**RAW RECORDS:**

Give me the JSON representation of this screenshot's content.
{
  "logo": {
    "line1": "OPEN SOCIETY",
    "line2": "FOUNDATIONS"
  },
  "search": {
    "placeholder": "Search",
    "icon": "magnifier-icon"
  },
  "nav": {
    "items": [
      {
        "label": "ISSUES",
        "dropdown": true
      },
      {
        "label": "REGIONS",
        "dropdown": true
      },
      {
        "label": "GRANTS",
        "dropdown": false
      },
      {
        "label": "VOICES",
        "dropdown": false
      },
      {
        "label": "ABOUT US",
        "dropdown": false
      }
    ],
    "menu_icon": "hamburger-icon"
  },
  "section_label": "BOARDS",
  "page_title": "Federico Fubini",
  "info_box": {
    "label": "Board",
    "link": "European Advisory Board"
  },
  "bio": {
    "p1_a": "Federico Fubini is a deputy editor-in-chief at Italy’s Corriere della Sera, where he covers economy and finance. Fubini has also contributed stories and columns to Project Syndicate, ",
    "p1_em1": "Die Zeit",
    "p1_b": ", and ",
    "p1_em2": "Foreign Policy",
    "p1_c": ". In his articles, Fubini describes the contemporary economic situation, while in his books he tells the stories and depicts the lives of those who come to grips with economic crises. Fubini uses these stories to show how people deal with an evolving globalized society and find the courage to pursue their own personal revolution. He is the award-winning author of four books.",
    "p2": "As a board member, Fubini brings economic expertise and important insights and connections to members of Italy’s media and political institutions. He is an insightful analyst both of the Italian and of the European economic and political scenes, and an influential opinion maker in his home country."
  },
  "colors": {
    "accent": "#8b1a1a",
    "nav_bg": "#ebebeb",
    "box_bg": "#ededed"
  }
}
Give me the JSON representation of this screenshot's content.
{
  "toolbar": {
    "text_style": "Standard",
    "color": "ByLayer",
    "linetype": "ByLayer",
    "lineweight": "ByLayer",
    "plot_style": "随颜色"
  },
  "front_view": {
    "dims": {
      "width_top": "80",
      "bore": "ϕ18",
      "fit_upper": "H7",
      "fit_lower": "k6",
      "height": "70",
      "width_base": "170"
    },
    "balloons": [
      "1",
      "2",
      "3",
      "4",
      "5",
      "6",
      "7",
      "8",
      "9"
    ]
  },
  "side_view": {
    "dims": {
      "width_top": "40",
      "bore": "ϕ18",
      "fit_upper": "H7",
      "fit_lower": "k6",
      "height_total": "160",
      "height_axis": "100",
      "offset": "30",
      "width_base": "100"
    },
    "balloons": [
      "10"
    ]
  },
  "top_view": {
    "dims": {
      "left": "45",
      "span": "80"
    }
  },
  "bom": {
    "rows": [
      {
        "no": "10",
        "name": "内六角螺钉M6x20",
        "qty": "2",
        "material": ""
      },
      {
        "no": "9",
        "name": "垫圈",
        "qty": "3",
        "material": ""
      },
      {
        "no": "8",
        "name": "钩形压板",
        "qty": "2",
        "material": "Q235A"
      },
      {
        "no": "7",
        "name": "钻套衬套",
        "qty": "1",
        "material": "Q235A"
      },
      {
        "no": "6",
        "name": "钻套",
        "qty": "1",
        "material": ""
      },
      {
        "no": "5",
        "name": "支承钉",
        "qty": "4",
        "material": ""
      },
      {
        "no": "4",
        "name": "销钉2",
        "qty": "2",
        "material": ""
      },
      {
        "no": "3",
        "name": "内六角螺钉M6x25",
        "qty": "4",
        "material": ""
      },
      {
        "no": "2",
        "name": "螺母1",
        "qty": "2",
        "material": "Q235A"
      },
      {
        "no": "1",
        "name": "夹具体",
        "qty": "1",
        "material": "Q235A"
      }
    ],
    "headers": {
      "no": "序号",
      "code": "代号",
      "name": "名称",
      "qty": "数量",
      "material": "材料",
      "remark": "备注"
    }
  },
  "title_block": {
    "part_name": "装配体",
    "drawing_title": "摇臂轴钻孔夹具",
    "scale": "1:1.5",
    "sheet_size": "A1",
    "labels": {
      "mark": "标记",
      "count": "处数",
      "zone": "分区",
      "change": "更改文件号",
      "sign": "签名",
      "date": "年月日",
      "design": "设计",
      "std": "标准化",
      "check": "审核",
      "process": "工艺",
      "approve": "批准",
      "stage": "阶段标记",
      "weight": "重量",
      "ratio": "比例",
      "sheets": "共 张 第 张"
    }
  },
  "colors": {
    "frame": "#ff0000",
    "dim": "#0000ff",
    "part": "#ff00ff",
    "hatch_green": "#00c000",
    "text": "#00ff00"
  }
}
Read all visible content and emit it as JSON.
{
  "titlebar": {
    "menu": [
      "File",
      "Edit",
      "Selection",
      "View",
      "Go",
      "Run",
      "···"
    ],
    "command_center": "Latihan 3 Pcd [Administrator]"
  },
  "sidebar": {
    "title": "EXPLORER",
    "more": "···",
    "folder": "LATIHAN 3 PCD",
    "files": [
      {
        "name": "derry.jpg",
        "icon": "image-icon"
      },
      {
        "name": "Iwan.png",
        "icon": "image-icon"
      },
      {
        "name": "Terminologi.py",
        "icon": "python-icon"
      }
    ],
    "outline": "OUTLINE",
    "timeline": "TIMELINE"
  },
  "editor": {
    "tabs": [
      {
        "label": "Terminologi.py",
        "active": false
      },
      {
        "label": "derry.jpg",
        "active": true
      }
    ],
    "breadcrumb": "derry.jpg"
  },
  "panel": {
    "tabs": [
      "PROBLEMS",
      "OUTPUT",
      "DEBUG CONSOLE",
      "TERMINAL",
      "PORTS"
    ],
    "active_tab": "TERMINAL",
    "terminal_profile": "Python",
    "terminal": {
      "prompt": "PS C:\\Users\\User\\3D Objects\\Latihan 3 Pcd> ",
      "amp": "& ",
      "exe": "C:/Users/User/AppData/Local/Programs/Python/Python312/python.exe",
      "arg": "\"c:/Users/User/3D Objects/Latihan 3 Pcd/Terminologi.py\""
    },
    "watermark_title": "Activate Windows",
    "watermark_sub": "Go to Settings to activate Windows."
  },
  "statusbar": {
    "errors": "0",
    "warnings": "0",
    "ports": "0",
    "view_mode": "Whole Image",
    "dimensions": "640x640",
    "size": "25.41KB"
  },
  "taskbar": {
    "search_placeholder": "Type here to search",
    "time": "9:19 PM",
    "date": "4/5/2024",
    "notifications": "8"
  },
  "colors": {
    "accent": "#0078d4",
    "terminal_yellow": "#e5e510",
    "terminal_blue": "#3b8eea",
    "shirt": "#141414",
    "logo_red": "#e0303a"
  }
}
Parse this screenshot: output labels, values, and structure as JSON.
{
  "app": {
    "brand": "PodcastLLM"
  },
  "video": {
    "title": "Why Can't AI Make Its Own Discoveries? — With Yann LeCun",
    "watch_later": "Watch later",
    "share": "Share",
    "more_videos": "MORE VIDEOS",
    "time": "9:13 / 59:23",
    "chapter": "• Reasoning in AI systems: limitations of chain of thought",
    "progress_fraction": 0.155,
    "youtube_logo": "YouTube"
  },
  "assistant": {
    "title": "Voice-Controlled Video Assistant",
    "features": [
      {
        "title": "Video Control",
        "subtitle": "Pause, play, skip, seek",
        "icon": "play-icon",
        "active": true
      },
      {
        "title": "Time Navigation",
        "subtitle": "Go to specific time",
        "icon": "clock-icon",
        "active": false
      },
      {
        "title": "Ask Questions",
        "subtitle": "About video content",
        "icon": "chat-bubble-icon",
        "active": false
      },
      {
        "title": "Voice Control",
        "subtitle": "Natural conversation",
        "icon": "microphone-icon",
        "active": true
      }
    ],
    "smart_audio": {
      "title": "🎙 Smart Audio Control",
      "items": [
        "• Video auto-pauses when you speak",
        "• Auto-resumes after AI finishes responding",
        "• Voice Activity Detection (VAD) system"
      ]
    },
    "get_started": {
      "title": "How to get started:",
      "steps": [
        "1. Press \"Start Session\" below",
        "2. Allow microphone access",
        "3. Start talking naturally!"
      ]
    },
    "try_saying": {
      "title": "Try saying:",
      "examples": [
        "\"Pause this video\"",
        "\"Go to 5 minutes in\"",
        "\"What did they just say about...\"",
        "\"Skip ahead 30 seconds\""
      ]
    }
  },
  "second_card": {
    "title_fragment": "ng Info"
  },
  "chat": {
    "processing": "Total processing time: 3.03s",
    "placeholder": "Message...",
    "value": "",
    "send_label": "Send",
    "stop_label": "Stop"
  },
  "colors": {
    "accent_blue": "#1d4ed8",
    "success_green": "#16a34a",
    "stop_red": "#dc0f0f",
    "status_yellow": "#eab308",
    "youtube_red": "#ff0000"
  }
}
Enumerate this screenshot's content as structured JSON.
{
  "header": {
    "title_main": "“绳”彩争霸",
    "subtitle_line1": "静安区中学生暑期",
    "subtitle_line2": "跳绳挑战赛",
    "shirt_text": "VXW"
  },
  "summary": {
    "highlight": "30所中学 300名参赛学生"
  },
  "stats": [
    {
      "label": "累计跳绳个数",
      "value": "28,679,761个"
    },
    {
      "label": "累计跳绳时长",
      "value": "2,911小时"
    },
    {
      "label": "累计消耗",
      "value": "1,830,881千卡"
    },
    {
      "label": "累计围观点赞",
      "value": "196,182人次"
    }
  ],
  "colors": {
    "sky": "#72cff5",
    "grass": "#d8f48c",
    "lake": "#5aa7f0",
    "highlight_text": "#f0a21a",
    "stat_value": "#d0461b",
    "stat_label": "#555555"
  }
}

**EXERCISE DETAILS:**
Filter the records above and return every line that holds the word "Terminologi".

**ANSWER BELOW:**
        "name": "Terminologi.py",
        "label": "Terminologi.py",
      "arg": "\"c:/Users/User/3D Objects/Latihan 3 Pcd/Terminologi.py\""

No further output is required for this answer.